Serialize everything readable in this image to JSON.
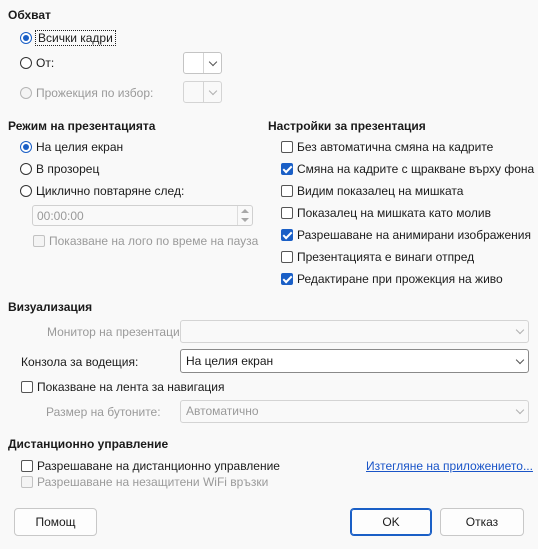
{
  "range": {
    "heading": "Обхват",
    "all_slides": "Всички кадри",
    "from": "От:",
    "custom": "Прожекция по избор:"
  },
  "mode": {
    "heading": "Режим на презентацията",
    "fullscreen": "На целия екран",
    "window": "В прозорец",
    "loop": "Циклично повтаряне след:",
    "loop_time": "00:00:00",
    "show_logo": "Показване на лого по време на пауза"
  },
  "settings": {
    "heading": "Настройки за презентация",
    "items": [
      {
        "label": "Без автоматична смяна на кадрите",
        "checked": false
      },
      {
        "label": "Смяна на кадрите с щракване върху фона",
        "checked": true
      },
      {
        "label": "Видим показалец на мишката",
        "checked": false
      },
      {
        "label": "Показалец на мишката като молив",
        "checked": false
      },
      {
        "label": "Разрешаване на анимирани изображения",
        "checked": true
      },
      {
        "label": "Презентацията е винаги отпред",
        "checked": false
      },
      {
        "label": "Редактиране при прожекция на живо",
        "checked": true
      }
    ]
  },
  "display": {
    "heading": "Визуализация",
    "monitor_label": "Монитор на презентацията",
    "monitor_value": "",
    "console_label": "Конзола за водещия:",
    "console_value": "На целия екран",
    "nav_bar": "Показване на лента за навигация",
    "button_size_label": "Размер на бутоните:",
    "button_size_value": "Автоматично"
  },
  "remote": {
    "heading": "Дистанционно управление",
    "enable": "Разрешаване на дистанционно управление",
    "insecure_wifi": "Разрешаване на незащитени WiFi връзки",
    "get_app": "Изтегляне на приложението..."
  },
  "buttons": {
    "help": "Помощ",
    "ok": "OK",
    "cancel": "Отказ"
  },
  "colors": {
    "accent": "#1a5fc6",
    "link": "#1a55c8"
  }
}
● ● ● ● ● ● ●
Omit the pictures and reproduce the listing exactly.

Serialize everything readable in this image to JSON.
{
  "range": {
    "heading": "Обхват",
    "all_slides": "Всички кадри",
    "from": "От:",
    "custom": "Прожекция по избор:"
  },
  "mode": {
    "heading": "Режим на презентацията",
    "fullscreen": "На целия екран",
    "window": "В прозорец",
    "loop": "Циклично повтаряне след:",
    "loop_time": "00:00:00",
    "show_logo": "Показване на лого по време на пауза"
  },
  "settings": {
    "heading": "Настройки за презентация",
    "items": [
      {
        "label": "Без автоматична смяна на кадрите",
        "checked": false
      },
      {
        "label": "Смяна на кадрите с щракване върху фона",
        "checked": true
      },
      {
        "label": "Видим показалец на мишката",
        "checked": false
      },
      {
        "label": "Показалец на мишката като молив",
        "checked": false
      },
      {
        "label": "Разрешаване на анимирани изображения",
        "checked": true
      },
      {
        "label": "Презентацията е винаги отпред",
        "checked": false
      },
      {
        "label": "Редактиране при прожекция на живо",
        "checked": true
      }
    ]
  },
  "display": {
    "heading": "Визуализация",
    "monitor_label": "Монитор на презентацията",
    "monitor_value": "",
    "console_label": "Конзола за водещия:",
    "console_value": "На целия екран",
    "nav_bar": "Показване на лента за навигация",
    "button_size_label": "Размер на бутоните:",
    "button_size_value": "Автоматично"
  },
  "remote": {
    "heading": "Дистанционно управление",
    "enable": "Разрешаване на дистанционно управление",
    "insecure_wifi": "Разрешаване на незащитени WiFi връзки",
    "get_app": "Изтегляне на приложението..."
  },
  "buttons": {
    "help": "Помощ",
    "ok": "OK",
    "cancel": "Отказ"
  },
  "colors": {
    "accent": "#1a5fc6",
    "link": "#1a55c8"
  }
}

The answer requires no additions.